**What the task requires**. Put the lines of the material below, starting at the line containing "header-shadow — [0, 0, 1078, 6]" and ending at the line containing "value-title: Innovatie versnellen", into a Markdown table with the columns Row and Line. Leave out any blank lines, and number each row in the Row column.

Stored entries
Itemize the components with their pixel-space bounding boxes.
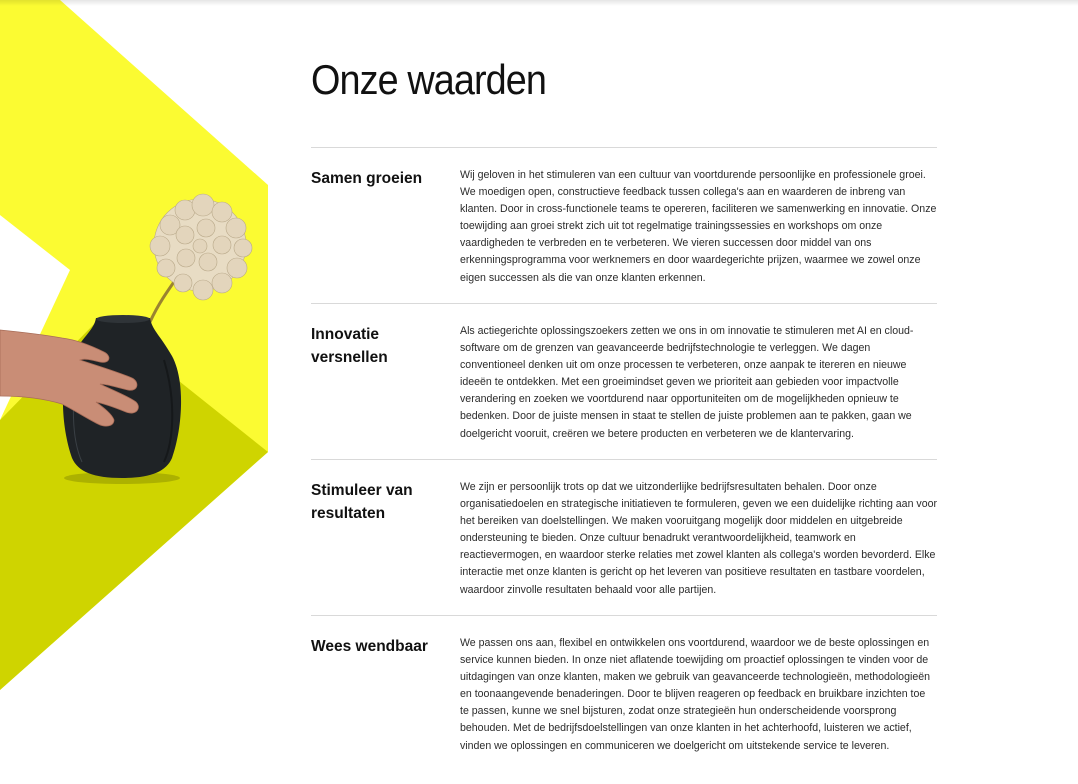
header-shadow — [0, 0, 1078, 6]
value-description: We passen ons aan, flexibel en ontwikkelen ons voortdurend, waardoor we de beste oplossingen en service kunnen bieden. In onze niet aflatende toewijding om proactief oplossingen te vinden voor de uitdagingen van onze klanten, maken we gebruik van geavanceerde technologieën, methodologieën en toonaangevende benaderingen. Door te blijven reageren op feedback en bruikbare inzichten toe te passen, kunne we snel bijsturen, zodat onze strategieën hun onderscheidende voorsprong behouden. Met de bedrijfsdoelstellingen van onze klanten in het achterhoofd, luisteren we actief, vinden we oplossingen en communiceren we doelgericht om uitstekende service te leveren. — [460, 637, 930, 752]
decorative-artwork — [0, 0, 270, 784]
value-description: Wij geloven in het stimuleren van een cultuur van voortdurende persoonlijke en professionele groei. We moedigen open, constructieve feedback tussen collega's aan en waarderen de inbreng van klanten. Door in cross-functionele teams te opereren, faciliteren we samenwerking en innovatie. Onze toewijding aan groei strekt zich uit tot regelmatige trainingssessies en workshops om onze vaardigheden te verbreden en te verbeteren. We vieren successen door middel van ons erkenningsprogramma voor werknemers en door waardegerichte prijzen, waarmee we zowel onze eigen successen als die van onze klanten erkennen. — [460, 169, 937, 284]
value-row-wees-wendbaar — [311, 615, 937, 784]
value-title: Innovatie versnellen — [311, 326, 388, 366]
value-description: We zijn er persoonlijk trots op dat we uitzonderlijke bedrijfsresultaten behalen. Door onze organisatiedoelen en strategische initiatieven te formuleren, geven we een duidelijke richting aan voor het bereiken van doelstellingen. We maken vooruitgang mogelijk door middelen en uitgebreide ondersteuning te bieden. Onze cultuur benadrukt verantwoordelijkheid, teamwork en reactievermogen, en waardoor sterke relaties met zowel klanten als collega's worden bevorderd. Elke interactie met onze klanten is gericht op het leveren van positieve resultaten en tastbare voordelen, waardoor zinvolle resultaten behaald voor alle partijen. — [460, 481, 938, 596]
value-row-stimuleer-van-resultaten — [311, 459, 937, 615]
value-description: Als actiegerichte oplossingszoekers zetten we ons in om innovatie te stimuleren met AI en cloud-software om de grenzen van geavanceerde bedrijfstechnologie te verleggen. We dagen conventioneel denken uit om onze processen te verbeteren, onze aanpak te itereren en nieuwe ideeën te ontdekken. Met een groeimindset geven we prioriteit aan gebieden voor impactvolle verandering en zoeken we voortdurend naar opportuniteiten om de mogelijkheden opnieuw te bedenken. Door de juiste mensen in staat te stellen de juiste problemen aan te pakken, gaan we doelgericht vooruit, creëren we betere producten en verbeteren we de klantervaring. — [460, 325, 914, 440]
value-title: Samen groeien — [311, 170, 423, 187]
value-title: Wees wendbaar — [311, 638, 428, 655]
value-row-innovatie-versnellen — [311, 303, 937, 459]
value-row-samen-groeien — [311, 147, 937, 303]
values-list — [311, 147, 937, 784]
page-title: Onze waarden — [311, 56, 547, 103]
value-title: Stimuleer van resultaten — [311, 482, 413, 522]
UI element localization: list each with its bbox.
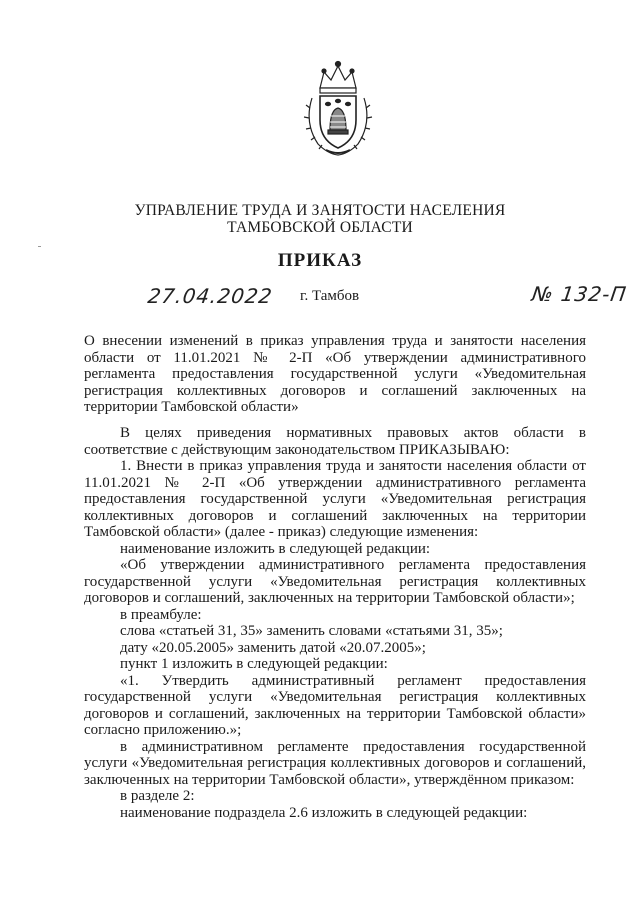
paragraph: в преамбуле: bbox=[120, 606, 202, 623]
city: г. Тамбов bbox=[300, 288, 360, 304]
document-type-title: ПРИКАЗ bbox=[277, 250, 363, 271]
coat-of-arms-icon bbox=[298, 58, 378, 158]
organization-name-line1: УПРАВЛЕНИЕ ТРУДА И ЗАНЯТОСТИ НАСЕЛЕНИЯ bbox=[134, 202, 506, 219]
paragraph: слова «статьей 31, 35» заменить словами «статьями 31, 35»; bbox=[120, 623, 503, 639]
order-subject: О внесении изменений в приказ управления труда и занятости населения области от 11.01.2021 № 2-П «Об утверждении административного регламента предоставления государственной услуги «Уведомительная регистрация коллективных договоров и соглашений заключенных на территории Тамбовской области» bbox=[84, 333, 586, 415]
paragraph-item-1: 1. Внести в приказ управления труда и занятости населения области от 11.01.2021 № 2-П «Об утверждении административного регламента предоставления государственной услуги «Уведомительная регистрация коллективных договоров и соглашений заключенных на территории Тамбовской области» (далее - приказ) следующие изменения: bbox=[84, 458, 586, 540]
paragraph-quote: «Об утверждении административного регламента предоставления государственной услуги «Уведомительная регистрация коллективных договоров и соглашений, заключенных на территории Тамбовской области»; bbox=[84, 557, 586, 606]
organization-name-line2: ТАМБОВСКОЙ ОБЛАСТИ bbox=[227, 219, 413, 236]
paragraph: в разделе 2: bbox=[120, 788, 195, 804]
paragraph: пункт 1 изложить в следующей редакции: bbox=[120, 656, 388, 672]
paragraph: в административном регламенте предоставления государственной услуги «Уведомительная регистрация коллективных договоров и соглашений, заключенных на территории Тамбовской области», утверждённом приказом: bbox=[84, 738, 586, 788]
order-body bbox=[84, 425, 586, 821]
handwritten-order-number: № 132-П bbox=[530, 282, 629, 306]
margin-mark bbox=[38, 246, 41, 247]
paragraph-preamble: В целях приведения нормативных правовых актов области в соответствие с действующим законодательством ПРИКАЗЫВАЮ: bbox=[84, 425, 586, 458]
paragraph: наименование подраздела 2.6 изложить в следующей редакции: bbox=[120, 804, 528, 821]
handwritten-date: 27.04.2022 bbox=[146, 284, 275, 308]
paragraph: наименование изложить в следующей редакции: bbox=[120, 540, 431, 557]
paragraph: дату «20.05.2005» заменить датой «20.07.2005»; bbox=[120, 639, 426, 656]
paragraph-quote: «1. Утвердить административный регламент предоставления государственной услуги «Уведомительная регистрация коллективных договоров и соглашений, заключенных на территории Тамбовской области» согласно приложению.»; bbox=[84, 672, 586, 738]
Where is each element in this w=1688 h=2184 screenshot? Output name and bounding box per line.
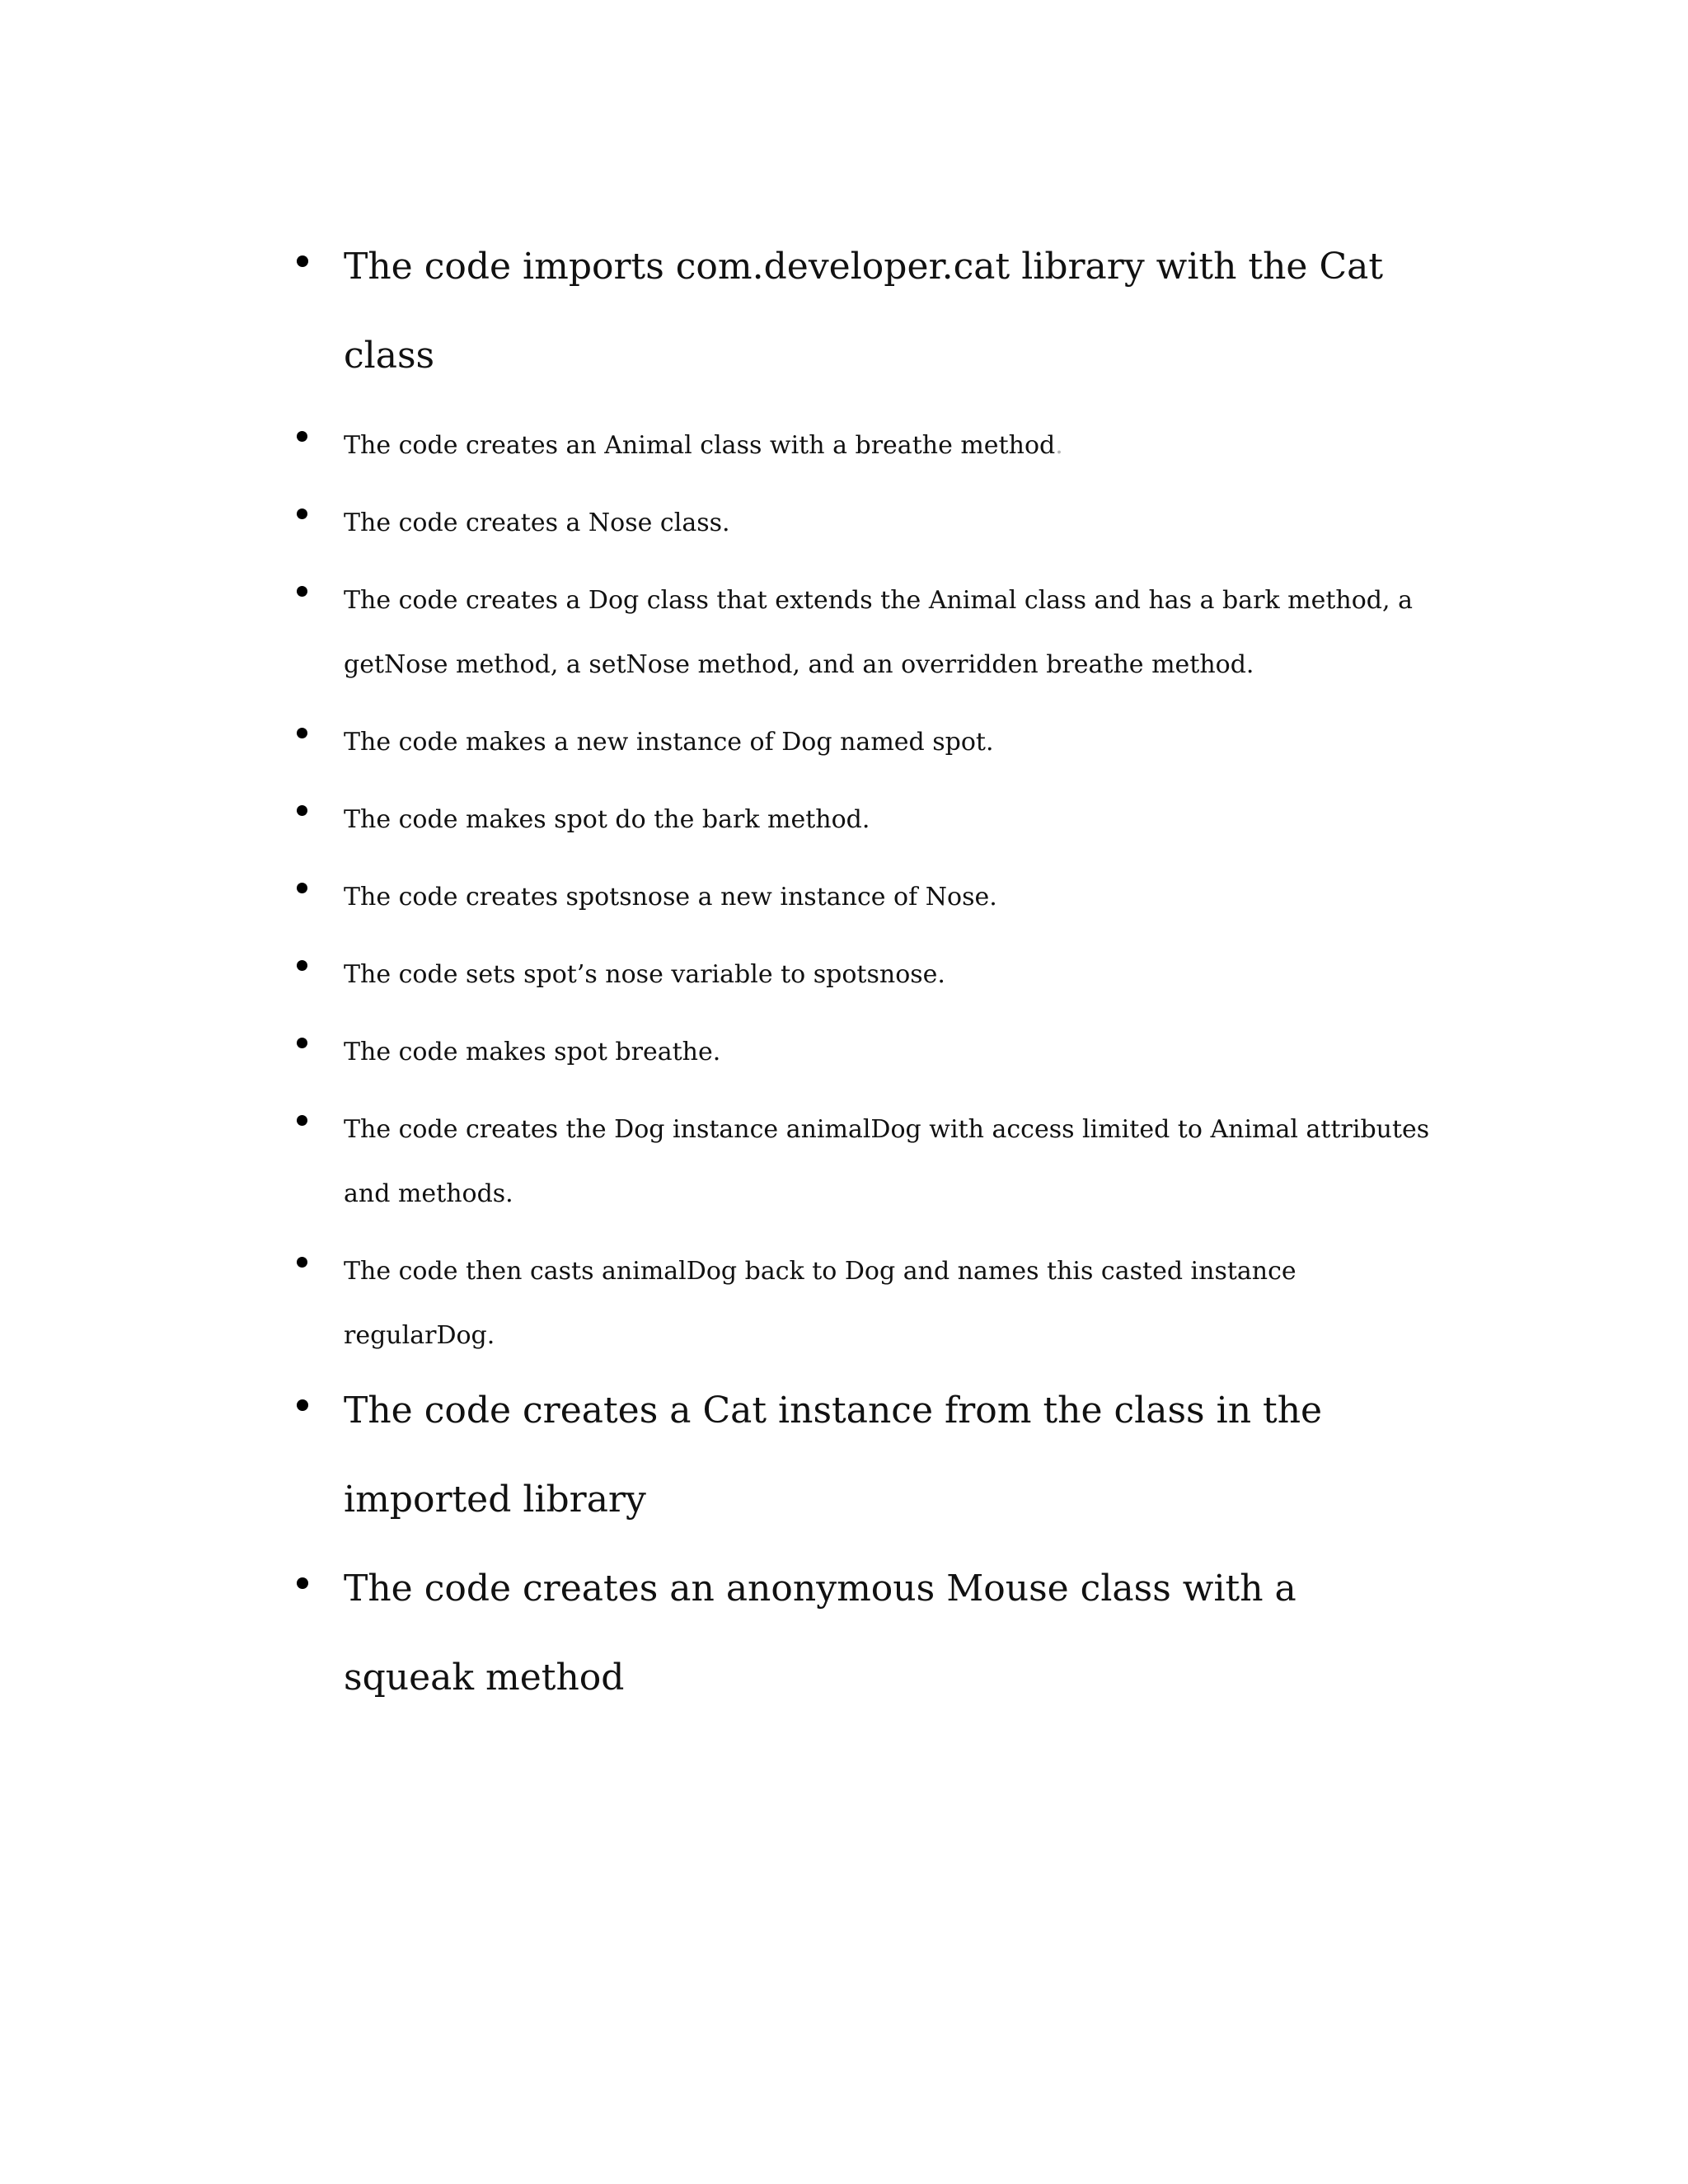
list-item	[297, 943, 1434, 1007]
bullet-dot	[297, 586, 307, 597]
list-item-text: The code creates spotsnose a new instance of Nose.	[344, 883, 997, 912]
bullet-dot	[297, 728, 307, 738]
list-item	[297, 223, 1434, 401]
bullet-dot	[297, 1115, 307, 1126]
list-item-text	[344, 414, 1434, 478]
list-item-text: The code creates a Dog class that extends the Animal class and has a bark method, a getNose method, a setNose method, and an overridden breathe method.	[344, 586, 1413, 679]
list-item-text-main: The code creates an Animal class with a breathe method	[344, 431, 1056, 460]
list-item	[297, 491, 1434, 555]
list-item-text: The code creates the Dog instance animalDog with access limited to Animal attributes and methods.	[344, 1115, 1430, 1208]
bullet-dot	[297, 1257, 307, 1268]
bullet-dot	[297, 255, 308, 267]
bullet-dot	[297, 1577, 308, 1589]
list-item-text: The code then casts animalDog back to Dog and names this casted instance regularDog.	[344, 1257, 1296, 1350]
list-item-text: The code makes spot do the bark method.	[344, 805, 870, 834]
list-item	[297, 414, 1434, 478]
list-item-text: The code makes spot breathe.	[344, 1038, 721, 1066]
faint-period: .	[1055, 431, 1063, 460]
bullet-list	[297, 223, 1434, 1722]
list-item	[297, 1366, 1434, 1544]
list-item	[297, 788, 1434, 852]
bullet-dot	[297, 960, 307, 971]
list-item-text: The code creates a Cat instance from the class in the imported library	[344, 1390, 1323, 1521]
list-item-text: The code imports com.developer.cat library with the Cat class	[344, 246, 1384, 377]
list-item	[297, 1544, 1434, 1722]
bullet-dot	[297, 1038, 307, 1048]
bullet-dot	[297, 1399, 308, 1411]
list-item	[297, 1240, 1434, 1368]
bullet-dot	[297, 805, 307, 816]
list-item	[297, 569, 1434, 697]
list-item-text: The code creates an anonymous Mouse class with a squeak method	[344, 1568, 1296, 1699]
list-item	[297, 710, 1434, 775]
list-item-text: The code creates a Nose class.	[344, 509, 730, 537]
bullet-dot	[297, 431, 307, 442]
list-item-text: The code sets spot’s nose variable to spotsnose.	[344, 960, 945, 989]
list-item-text: The code makes a new instance of Dog named spot.	[344, 728, 994, 757]
list-item	[297, 1098, 1434, 1226]
bullet-dot	[297, 883, 307, 893]
list-item	[297, 1020, 1434, 1085]
bullet-dot	[297, 509, 307, 519]
list-item	[297, 865, 1434, 930]
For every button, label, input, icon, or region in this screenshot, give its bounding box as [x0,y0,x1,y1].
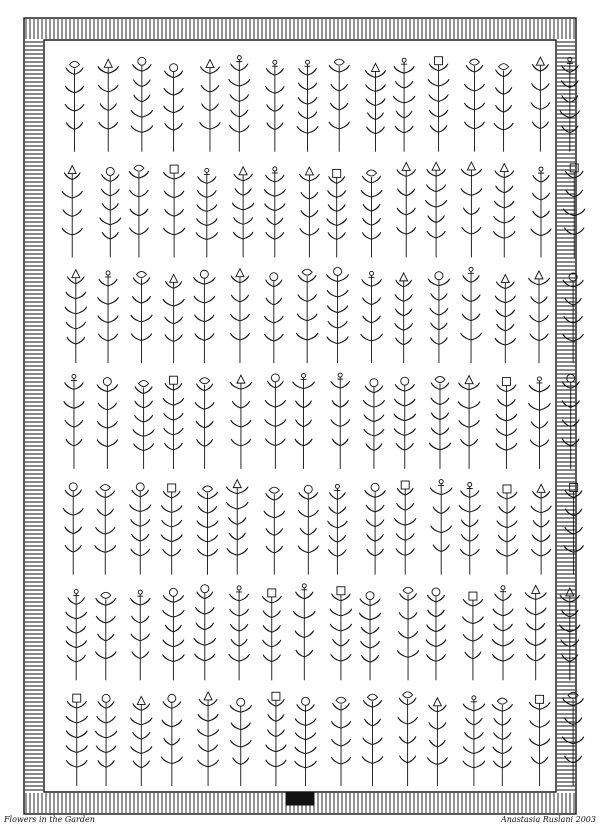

**Result of the exercise**.
| Row | Line |
|---|---|
| 1 | header-shadow — [0, 0, 1078, 6] |
| 2 | value-description: We passen ons aan, flexibel en ontwikkelen ons voortdurend, waardoor we de beste oplossingen en service kunnen bieden. In onze niet aflatende toewijding om proactief oplossingen te vinden voor de uitdagingen van onze klanten, maken we gebruik van geavanceerde technologieën, methodologieën en toonaangevende benaderingen. Door te blijven reageren op feedback en bruikbare inzichten toe te passen, kunne we snel bijsturen, zodat onze strategieën hun onderscheidende voorsprong behouden. Met de bedrijfsdoelstellingen van onze klanten in het achterhoofd, luisteren we actief, vinden we oplossingen en communiceren we doelgericht om uitstekende service te leveren. — [460, 637, 930, 752] |
| 3 | decorative-artwork — [0, 0, 270, 784] |
| 4 | value-description: Wij geloven in het stimuleren van een cultuur van voortdurende persoonlijke en professionele groei. We moedigen open, constructieve feedback tussen collega's aan en waarderen de inbreng van klanten. Door in cross-functionele teams te opereren, faciliteren we samenwerking en innovatie. Onze toewijding aan groei strekt zich uit tot regelmatige trainingssessies en workshops om onze vaardigheden te verbreden en te verbeteren. We vieren successen door middel van ons erkenningsprogramma voor werknemers en door waardegerichte prijzen, waarmee we zowel onze eigen successen als die van onze klanten erkennen. — [460, 169, 937, 284] |
| 5 | value-row-wees-wendbaar — [311, 615, 937, 784] |
| 6 | value-title: Innovatie versnellen — [311, 326, 388, 366] |